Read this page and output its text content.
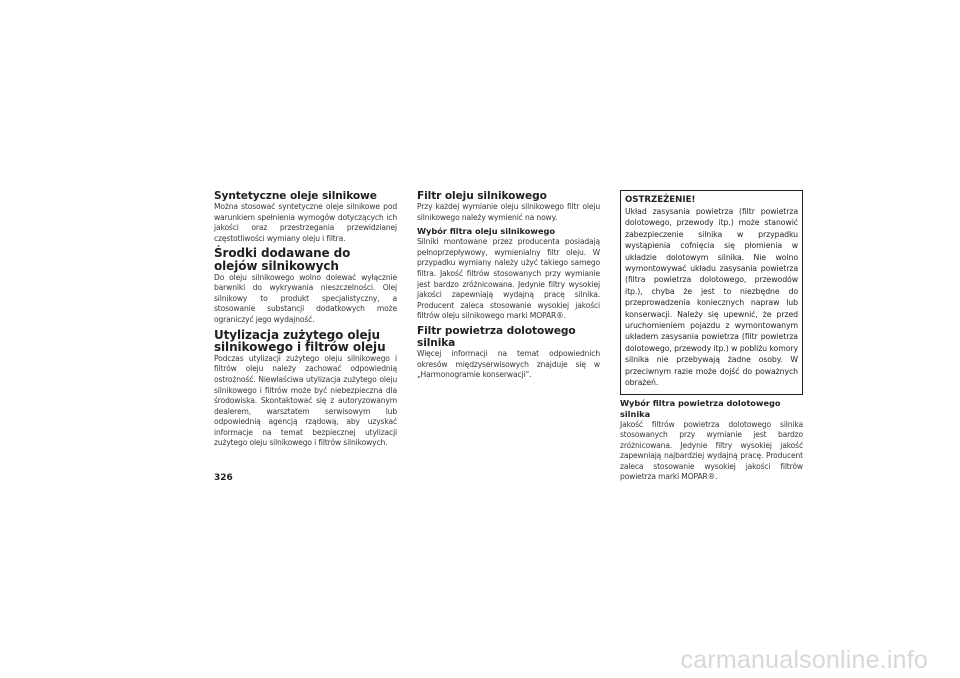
Syntetyczne oleje silnikowe

Można stosować syntetyczne oleje silnikowe pod warunkiem spełnienia wymogów dotyczących ich jakości oraz przestrzegania przewidzianej częstotliwości wymiany oleju i filtra.

Środki dodawane do olejów silnikowych

Do oleju silnikowego wolno dolewać wyłącznie barwniki do wykrywania nieszczelności. Olej silnikowy to produkt specjalistyczny, a stosowanie substancji dodatkowych może ograniczyć jego wydajność.

Utylizacja zużytego oleju silnikowego i filtrów oleju

Podczas utylizacji zużytego oleju silnikowego i filtrów oleju należy zachować odpowiednią ostrożność. Niewłaściwa utylizacja zużytego oleju silnikowego i filtrów może być niebezpieczna dla środowiska. Skontaktować się z autoryzowanym dealerem, warsztatem serwisowym lub odpowiednią agencją rządową, aby uzyskać informacje na temat bezpiecznej utylizacji zużytego oleju silnikowego i filtrów silnikowych.

Filtr oleju silnikowego

Przy każdej wymianie oleju silnikowego filtr oleju silnikowego należy wymienić na nowy.

Wybór filtra oleju silnikowego

Silniki montowane przez producenta posiadają pełnoprzepływowy, wymienialny filtr oleju. W przypadku wymiany należy użyć takiego samego filtra. Jakość filtrów stosowanych przy wymianie jest bardzo zróżnicowana. Jedynie filtry wysokiej jakości zapewniają wydajną pracę silnika. Producent zaleca stosowanie wysokiej jakości filtrów oleju silnikowego marki MOPAR®.

Filtr powietrza dolotowego silnika

Więcej informacji na temat odpowiednich okresów międzyserwisowych znajduje się w „Harmonogramie konserwacji”.

OSTRZEŻENIE!

Układ zasysania powietrza (filtr powietrza dolotowego, przewody itp.) może stanowić zabezpieczenie silnika w przypadku wystąpienia cofnięcia się płomienia w układzie dolotowym silnika. Nie wolno wymontowywać układu zasysania powietrza (filtra powietrza dolotowego, przewodów itp.), chyba że jest to niezbędne do przeprowadzenia koniecznych napraw lub konserwacji. Należy się upewnić, że przed uruchomieniem pojazdu z wymontowanym układem zasysania powietrza (filtr powietrza dolotowego, przewody itp.) w pobliżu komory silnika nie przebywają żadne osoby. W przeciwnym razie może dojść do poważnych obrażeń.

Wybór filtra powietrza dolotowego silnika

Jakość filtrów powietrza dolotowego silnika stosowanych przy wymianie jest bardzo zróżnicowana. Jedynie filtry wysokiej jakość zapewniają najbardziej wydajną pracę. Producent zaleca stosowanie wysokiej jakości filtrów powietrza marki MOPAR®.

326
carmanualsonline.info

→ PROBLEM REQUIREMENTS:
Restate each entry word for word, leaving out any pictures.

→ CORRECT RESPONSE:
Read this page and output its text content.
Syntetyczne oleje silnikowe

Można stosować syntetyczne oleje silnikowe pod warunkiem spełnienia wymogów dotyczących ich jakości oraz przestrzegania przewidzianej częstotliwości wymiany oleju i filtra.

Środki dodawane do olejów silnikowych

Do oleju silnikowego wolno dolewać wyłącznie barwniki do wykrywania nieszczelności. Olej silnikowy to produkt specjalistyczny, a stosowanie substancji dodatkowych może ograniczyć jego wydajność.

Utylizacja zużytego oleju silnikowego i filtrów oleju

Podczas utylizacji zużytego oleju silnikowego i filtrów oleju należy zachować odpowiednią ostrożność. Niewłaściwa utylizacja zużytego oleju silnikowego i filtrów może być niebezpieczna dla środowiska. Skontaktować się z autoryzowanym dealerem, warsztatem serwisowym lub odpowiednią agencją rządową, aby uzyskać informacje na temat bezpiecznej utylizacji zużytego oleju silnikowego i filtrów silnikowych.

Filtr oleju silnikowego

Przy każdej wymianie oleju silnikowego filtr oleju silnikowego należy wymienić na nowy.

Wybór filtra oleju silnikowego

Silniki montowane przez producenta posiadają pełnoprzepływowy, wymienialny filtr oleju. W przypadku wymiany należy użyć takiego samego filtra. Jakość filtrów stosowanych przy wymianie jest bardzo zróżnicowana. Jedynie filtry wysokiej jakości zapewniają wydajną pracę silnika. Producent zaleca stosowanie wysokiej jakości filtrów oleju silnikowego marki MOPAR®.

Filtr powietrza dolotowego silnika

Więcej informacji na temat odpowiednich okresów międzyserwisowych znajduje się w „Harmonogramie konserwacji”.

OSTRZEŻENIE!

Układ zasysania powietrza (filtr powietrza dolotowego, przewody itp.) może stanowić zabezpieczenie silnika w przypadku wystąpienia cofnięcia się płomienia w układzie dolotowym silnika. Nie wolno wymontowywać układu zasysania powietrza (filtra powietrza dolotowego, przewodów itp.), chyba że jest to niezbędne do przeprowadzenia koniecznych napraw lub konserwacji. Należy się upewnić, że przed uruchomieniem pojazdu z wymontowanym układem zasysania powietrza (filtr powietrza dolotowego, przewody itp.) w pobliżu komory silnika nie przebywają żadne osoby. W przeciwnym razie może dojść do poważnych obrażeń.

Wybór filtra powietrza dolotowego silnika

Jakość filtrów powietrza dolotowego silnika stosowanych przy wymianie jest bardzo zróżnicowana. Jedynie filtry wysokiej jakość zapewniają najbardziej wydajną pracę. Producent zaleca stosowanie wysokiej jakości filtrów powietrza marki MOPAR®.

326
carmanualsonline.info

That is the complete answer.